MATERIAL PROVIDED:

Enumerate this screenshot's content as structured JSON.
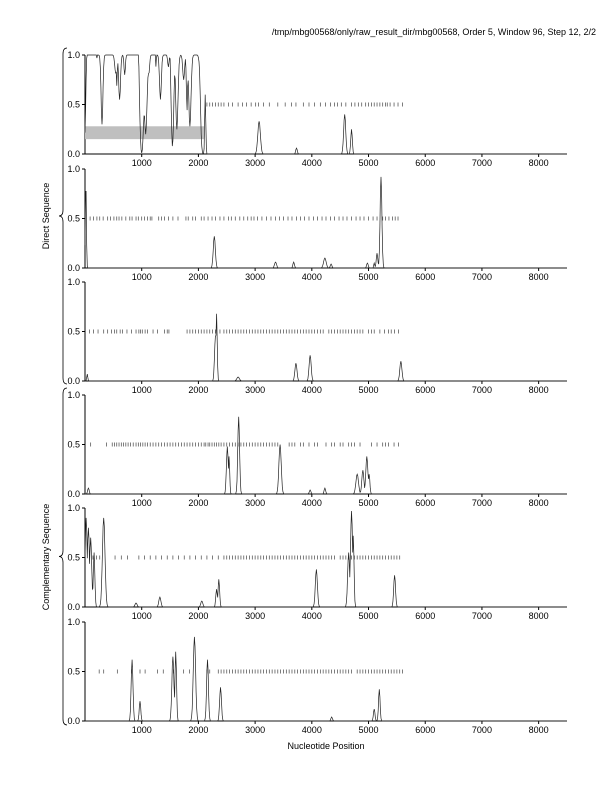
{
  "header": "/tmp/mbg00568/only/raw_result_dir/mbg00568, Order 5, Window 96, Step 12, 2/2",
  "xlabel": "Nucleotide Position",
  "group_labels": {
    "direct": "Direct Sequence",
    "complementary": "Complementary Sequence"
  },
  "chart_data": {
    "type": "line",
    "title": "/tmp/mbg00568/only/raw_result_dir/mbg00568, Order 5, Window 96, Step 12, 2/2",
    "xlabel": "Nucleotide Position",
    "ylabel_groups": [
      "Direct Sequence",
      "Complementary Sequence"
    ],
    "xlim": [
      0,
      8500
    ],
    "ylim": [
      0,
      1.0
    ],
    "xticks": [
      "1000",
      "2000",
      "3000",
      "4000",
      "5000",
      "6000",
      "7000",
      "8000"
    ],
    "yticks": [
      "0.0",
      "0.5",
      "1.0"
    ],
    "panels": [
      {
        "name": "direct-frame-1",
        "highlight": [
          0,
          2100,
          0.15,
          0.28
        ],
        "orf_marks": [
          2150,
          2200,
          2250,
          2300,
          2350,
          2400,
          2450,
          2530,
          2600,
          2700,
          2780,
          2850,
          2930,
          3010,
          3060,
          3150,
          3250,
          3400,
          3530,
          3640,
          3720,
          3850,
          3950,
          4050,
          4150,
          4240,
          4330,
          4400,
          4450,
          4520,
          4600,
          4700,
          4760,
          4820,
          4880,
          4950,
          5000,
          5050,
          5100,
          5150,
          5200,
          5250,
          5300,
          5330,
          5380,
          5450,
          5520,
          5600
        ],
        "peaks": [
          [
            30,
            0.35,
            30
          ],
          [
            2120,
            0.6,
            20
          ],
          [
            3070,
            0.33,
            50
          ],
          [
            3730,
            0.06,
            30
          ],
          [
            4580,
            0.4,
            40
          ],
          [
            4700,
            0.25,
            30
          ]
        ],
        "plateaus": [
          [
            120,
            1.0,
            170
          ],
          [
            380,
            1.0,
            330
          ],
          [
            760,
            1.0,
            360
          ],
          [
            1150,
            1.0,
            180
          ],
          [
            1380,
            1.0,
            230
          ],
          [
            1680,
            1.0,
            180
          ],
          [
            1920,
            1.0,
            190
          ]
        ],
        "dips": [
          [
            300,
            0.3,
            40
          ],
          [
            540,
            0.82,
            40
          ],
          [
            610,
            0.55,
            40
          ],
          [
            700,
            0.8,
            30
          ],
          [
            1070,
            0.2,
            60
          ],
          [
            1130,
            0.85,
            30
          ],
          [
            1330,
            0.55,
            40
          ],
          [
            1470,
            0.88,
            30
          ],
          [
            1620,
            0.25,
            50
          ],
          [
            1740,
            0.75,
            40
          ],
          [
            1850,
            0.28,
            50
          ],
          [
            2030,
            0.85,
            40
          ]
        ]
      },
      {
        "name": "direct-frame-2",
        "orf_marks": [
          90,
          150,
          210,
          260,
          320,
          400,
          450,
          510,
          560,
          600,
          650,
          720,
          790,
          830,
          900,
          940,
          1000,
          1050,
          1100,
          1150,
          1180,
          1300,
          1350,
          1400,
          1470,
          1550,
          1640,
          1780,
          1820,
          1900,
          1950,
          2050,
          2100,
          2170,
          2240,
          2300,
          2380,
          2450,
          2530,
          2580,
          2650,
          2730,
          2800,
          2870,
          2930,
          2980,
          3040,
          3120,
          3200,
          3280,
          3360,
          3430,
          3500,
          3580,
          3650,
          3730,
          3800,
          3870,
          3950,
          4030,
          4100,
          4180,
          4250,
          4330,
          4400,
          4480,
          4550,
          4620,
          4700,
          4780,
          4850,
          4920,
          5000,
          5080,
          5150,
          5250,
          5300,
          5360,
          5420,
          5470,
          5520
        ],
        "peaks": [
          [
            15,
            0.9,
            20
          ],
          [
            2280,
            0.32,
            40
          ],
          [
            3360,
            0.06,
            40
          ],
          [
            3680,
            0.06,
            30
          ],
          [
            4230,
            0.1,
            50
          ],
          [
            4340,
            0.04,
            30
          ],
          [
            4980,
            0.05,
            30
          ],
          [
            5100,
            0.05,
            20
          ],
          [
            5150,
            0.15,
            30
          ],
          [
            5220,
            0.92,
            35
          ]
        ],
        "plateaus": [],
        "dips": []
      },
      {
        "name": "direct-frame-3",
        "orf_marks": [
          80,
          150,
          230,
          330,
          400,
          470,
          520,
          560,
          620,
          660,
          740,
          820,
          900,
          950,
          980,
          1010,
          1060,
          1100,
          1200,
          1280,
          1400,
          1450,
          1480,
          1800,
          1850,
          1900,
          1950,
          2000,
          2050,
          2100,
          2150,
          2200,
          2250,
          2300,
          2380,
          2450,
          2500,
          2550,
          2600,
          2650,
          2700,
          2750,
          2800,
          2850,
          2900,
          2950,
          3000,
          3050,
          3100,
          3150,
          3200,
          3250,
          3300,
          3350,
          3400,
          3450,
          3500,
          3550,
          3600,
          3650,
          3700,
          3750,
          3800,
          3850,
          3900,
          3950,
          4000,
          4050,
          4100,
          4150,
          4200,
          4300,
          4350,
          4400,
          4450,
          4500,
          4550,
          4600,
          4650,
          4700,
          4750,
          4800,
          4850,
          4900,
          5000,
          5050,
          5100,
          5200,
          5280,
          5350,
          5400,
          5460,
          5530
        ],
        "peaks": [
          [
            40,
            0.07,
            20
          ],
          [
            2300,
            0.45,
            35
          ],
          [
            2320,
            0.68,
            25
          ],
          [
            2700,
            0.04,
            50
          ],
          [
            3720,
            0.18,
            40
          ],
          [
            3970,
            0.26,
            40
          ],
          [
            5570,
            0.2,
            40
          ]
        ],
        "plateaus": [],
        "dips": []
      },
      {
        "name": "complementary-frame-1",
        "orf_marks": [
          100,
          380,
          480,
          520,
          560,
          600,
          640,
          680,
          720,
          760,
          800,
          850,
          900,
          940,
          980,
          1020,
          1060,
          1100,
          1150,
          1200,
          1250,
          1300,
          1350,
          1400,
          1450,
          1500,
          1550,
          1600,
          1650,
          1700,
          1750,
          1800,
          1850,
          1900,
          1950,
          2000,
          2050,
          2100,
          2130,
          2170,
          2200,
          2240,
          2280,
          2320,
          2360,
          2400,
          2450,
          2500,
          2550,
          2600,
          2650,
          2700,
          2750,
          2800,
          2850,
          2900,
          2950,
          3000,
          3050,
          3100,
          3150,
          3200,
          3250,
          3300,
          3350,
          3400,
          3600,
          3650,
          3700,
          3800,
          3850,
          3950,
          4050,
          4100,
          4250,
          4350,
          4400,
          4500,
          4550,
          4650,
          4700,
          4750,
          4850,
          5050,
          5150,
          5250,
          5300,
          5350,
          5450,
          5530
        ],
        "peaks": [
          [
            60,
            0.06,
            30
          ],
          [
            2510,
            0.48,
            35
          ],
          [
            2540,
            0.38,
            25
          ],
          [
            2710,
            0.78,
            35
          ],
          [
            3440,
            0.5,
            45
          ],
          [
            3970,
            0.04,
            30
          ],
          [
            4230,
            0.06,
            30
          ],
          [
            4800,
            0.2,
            50
          ],
          [
            4900,
            0.24,
            40
          ],
          [
            4970,
            0.38,
            40
          ],
          [
            5010,
            0.2,
            30
          ]
        ],
        "plateaus": [],
        "dips": []
      },
      {
        "name": "complementary-frame-2",
        "orf_marks": [
          140,
          200,
          260,
          530,
          640,
          750,
          950,
          1050,
          1150,
          1250,
          1350,
          1450,
          1550,
          1650,
          1750,
          1850,
          1950,
          2050,
          2150,
          2250,
          2350,
          2450,
          2500,
          2550,
          2600,
          2650,
          2700,
          2750,
          2800,
          2850,
          2900,
          2950,
          3000,
          3050,
          3100,
          3150,
          3200,
          3250,
          3300,
          3350,
          3400,
          3450,
          3500,
          3550,
          3600,
          3650,
          3700,
          3750,
          3800,
          3850,
          3900,
          3950,
          4000,
          4050,
          4100,
          4150,
          4200,
          4250,
          4300,
          4350,
          4400,
          4500,
          4550,
          4600,
          4650,
          4700,
          4750,
          4800,
          4850,
          4900,
          4950,
          5000,
          5050,
          5100,
          5150,
          5200,
          5250,
          5300,
          5350,
          5400,
          5450,
          5500,
          5550
        ],
        "peaks": [
          [
            20,
            0.9,
            40
          ],
          [
            60,
            0.8,
            40
          ],
          [
            100,
            0.7,
            40
          ],
          [
            160,
            0.55,
            30
          ],
          [
            330,
            0.9,
            50
          ],
          [
            900,
            0.04,
            40
          ],
          [
            1320,
            0.1,
            40
          ],
          [
            2060,
            0.06,
            40
          ],
          [
            2320,
            0.18,
            30
          ],
          [
            2360,
            0.28,
            30
          ],
          [
            4080,
            0.38,
            40
          ],
          [
            4650,
            0.55,
            40
          ],
          [
            4700,
            0.97,
            40
          ],
          [
            4730,
            0.72,
            30
          ],
          [
            5460,
            0.32,
            35
          ]
        ],
        "plateaus": [],
        "dips": []
      },
      {
        "name": "complementary-frame-3",
        "orf_marks": [
          250,
          330,
          570,
          820,
          970,
          1060,
          1280,
          1380,
          1560,
          1740,
          1840,
          2150,
          2200,
          2350,
          2400,
          2450,
          2500,
          2550,
          2600,
          2650,
          2700,
          2750,
          2800,
          2850,
          2900,
          2950,
          3000,
          3050,
          3100,
          3150,
          3200,
          3250,
          3300,
          3350,
          3400,
          3450,
          3500,
          3550,
          3600,
          3650,
          3700,
          3750,
          3800,
          3850,
          3900,
          3950,
          4000,
          4050,
          4100,
          4150,
          4200,
          4250,
          4300,
          4350,
          4400,
          4450,
          4500,
          4550,
          4600,
          4650,
          4700,
          4800,
          4850,
          4900,
          4950,
          5000,
          5050,
          5100,
          5150,
          5200,
          5250,
          5300,
          5350,
          5400,
          5450,
          5500,
          5550,
          5600
        ],
        "peaks": [
          [
            830,
            0.62,
            35
          ],
          [
            970,
            0.2,
            30
          ],
          [
            1550,
            0.65,
            40
          ],
          [
            1600,
            0.7,
            30
          ],
          [
            1930,
            0.85,
            45
          ],
          [
            2160,
            0.62,
            35
          ],
          [
            2390,
            0.34,
            35
          ],
          [
            4350,
            0.04,
            30
          ],
          [
            5100,
            0.12,
            30
          ],
          [
            5190,
            0.32,
            30
          ]
        ],
        "plateaus": [],
        "dips": []
      }
    ]
  }
}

SHORT TASK: Copy out each line of the data containing the string "name".

COMPLETE RESPONSE:
        "name": "direct-frame-1",
        "name": "direct-frame-2",
        "name": "direct-frame-3",
        "name": "complementary-frame-1",
        "name": "complementary-frame-2",
        "name": "complementary-frame-3",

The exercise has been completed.